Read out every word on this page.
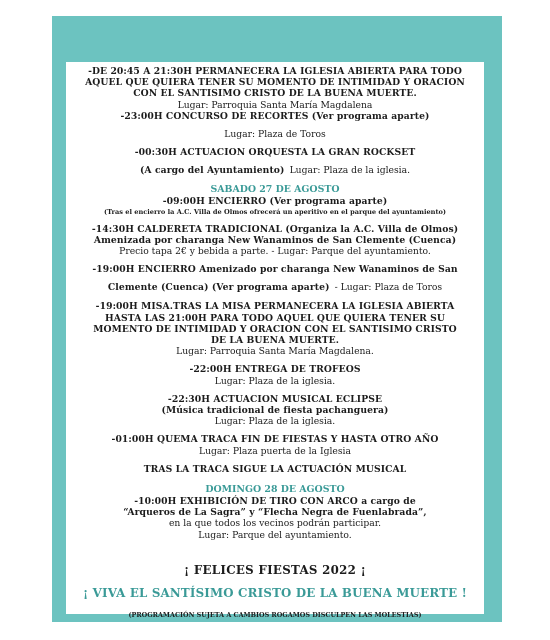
-DE 20:45 A 21:30H PERMANECERA LA IGLESIA ABIERTA PARA TODO
AQUEL QUE QUIERA TENER SU MOMENTO DE INTIMIDAD Y ORACION
CON EL SANTISIMO CRISTO DE LA BUENA MUERTE.
Lugar: Parroquia Santa María Magdalena
-23:00H CONCURSO DE RECORTES (Ver programa aparte)
Lugar: Plaza de Toros
-00:30H ACTUACION ORQUESTA LA GRAN ROCKSET
(A cargo del Ayuntamiento) Lugar: Plaza de la iglesia.
SABADO 27 DE AGOSTO
-09:00H ENCIERRO (Ver programa aparte)
(Tras el encierro la A.C. Villa de Olmos ofrecerá un aperitivo en el parque del ayuntamiento)
-14:30H CALDERETA TRADICIONAL (Organiza la A.C. Villa de Olmos)
Amenizada por charanga New Wanaminos de San Clemente (Cuenca)
Precio tapa 2€ y bebida a parte. - Lugar: Parque del ayuntamiento.
-19:00H ENCIERRO Amenizado por charanga New Wanaminos de San
Clemente (Cuenca) (Ver programa aparte) - Lugar: Plaza de Toros
-19:00H MISA.TRAS LA MISA PERMANECERA LA IGLESIA ABIERTA
HASTA LAS 21:00H PARA TODO AQUEL QUE QUIERA TENER SU
MOMENTO DE INTIMIDAD Y ORACION CON EL SANTISIMO CRISTO
DE LA BUENA MUERTE.
Lugar: Parroquia Santa María Magdalena.
-22:00H ENTREGA DE TROFEOS
Lugar: Plaza de la iglesia.
-22:30H ACTUACION MUSICAL ECLIPSE
(Música tradicional de fiesta pachanguera)
Lugar: Plaza de la iglesia.
-01:00H QUEMA TRACA FIN DE FIESTAS Y HASTA OTRO AÑO
Lugar: Plaza puerta de la Iglesia
TRAS LA TRACA SIGUE LA ACTUACIÓN MUSICAL
DOMINGO 28 DE AGOSTO
-10:00H EXHIBICIÓN DE TIRO CON ARCO a cargo de
“Arqueros de La Sagra” y “Flecha Negra de Fuenlabrada”,
en la que todos los vecinos podrán participar.
Lugar: Parque del ayuntamiento.
¡ FELICES FIESTAS 2022 ¡
¡ VIVA EL SANTÍSIMO CRISTO DE LA BUENA MUERTE !
(PROGRAMACIÓN SUJETA A CAMBIOS ROGAMOS DISCULPEN LAS MOLESTIAS)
───
WORK REQUIRED:
Out of the preceding entries, pull every line containing the string "CRISTO".

RESPONSE TO THE TASK:
CON EL SANTISIMO CRISTO DE LA BUENA MUERTE.
MOMENTO DE INTIMIDAD Y ORACION CON EL SANTISIMO CRISTO
¡ VIVA EL SANTÍSIMO CRISTO DE LA BUENA MUERTE !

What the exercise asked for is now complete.